:: Task objective ::
Wherever the word "Воспроизведение" shows up in a line, please copy that line.

:: Data rows ::
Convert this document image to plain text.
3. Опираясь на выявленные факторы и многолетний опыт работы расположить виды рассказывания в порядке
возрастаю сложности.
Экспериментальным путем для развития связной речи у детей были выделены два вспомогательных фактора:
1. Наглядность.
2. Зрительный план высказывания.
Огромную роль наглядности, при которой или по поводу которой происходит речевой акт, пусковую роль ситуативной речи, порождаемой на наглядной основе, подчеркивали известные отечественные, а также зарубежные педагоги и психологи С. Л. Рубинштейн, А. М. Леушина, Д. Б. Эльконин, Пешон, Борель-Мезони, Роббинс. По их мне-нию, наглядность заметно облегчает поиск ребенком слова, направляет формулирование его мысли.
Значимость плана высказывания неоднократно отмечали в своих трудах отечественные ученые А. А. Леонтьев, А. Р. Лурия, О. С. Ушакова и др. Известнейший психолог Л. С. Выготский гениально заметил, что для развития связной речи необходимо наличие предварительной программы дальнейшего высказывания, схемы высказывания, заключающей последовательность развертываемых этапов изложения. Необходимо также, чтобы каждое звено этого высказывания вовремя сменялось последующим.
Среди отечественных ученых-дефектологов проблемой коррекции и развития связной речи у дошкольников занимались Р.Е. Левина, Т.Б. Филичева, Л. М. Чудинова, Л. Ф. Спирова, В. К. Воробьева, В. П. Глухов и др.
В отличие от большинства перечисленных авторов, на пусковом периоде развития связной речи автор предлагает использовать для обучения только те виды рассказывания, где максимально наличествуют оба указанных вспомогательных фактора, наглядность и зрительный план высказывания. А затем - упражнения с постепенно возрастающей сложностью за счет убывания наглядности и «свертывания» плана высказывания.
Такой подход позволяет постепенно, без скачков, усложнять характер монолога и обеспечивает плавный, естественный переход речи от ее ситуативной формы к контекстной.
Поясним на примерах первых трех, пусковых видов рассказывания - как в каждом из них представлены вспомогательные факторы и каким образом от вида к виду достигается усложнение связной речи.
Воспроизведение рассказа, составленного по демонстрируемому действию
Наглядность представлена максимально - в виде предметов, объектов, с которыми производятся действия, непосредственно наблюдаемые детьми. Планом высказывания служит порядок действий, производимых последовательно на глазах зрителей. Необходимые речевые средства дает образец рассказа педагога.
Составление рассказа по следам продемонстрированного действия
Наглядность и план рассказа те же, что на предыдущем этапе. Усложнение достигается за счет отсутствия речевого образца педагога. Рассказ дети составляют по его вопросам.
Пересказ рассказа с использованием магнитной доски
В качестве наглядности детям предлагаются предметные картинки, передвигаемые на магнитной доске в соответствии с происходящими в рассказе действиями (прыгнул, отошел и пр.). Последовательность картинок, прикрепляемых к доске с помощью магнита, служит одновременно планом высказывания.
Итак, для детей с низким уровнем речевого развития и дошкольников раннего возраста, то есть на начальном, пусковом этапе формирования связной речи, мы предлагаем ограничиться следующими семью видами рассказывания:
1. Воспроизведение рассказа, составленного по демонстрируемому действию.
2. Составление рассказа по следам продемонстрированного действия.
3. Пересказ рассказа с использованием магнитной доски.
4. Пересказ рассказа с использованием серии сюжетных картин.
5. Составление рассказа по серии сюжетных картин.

:: Solution for this exercise ::
Воспроизведение рассказа, составленного по демонстрируемому действию
1. Воспроизведение рассказа, составленного по демонстрируемому действию.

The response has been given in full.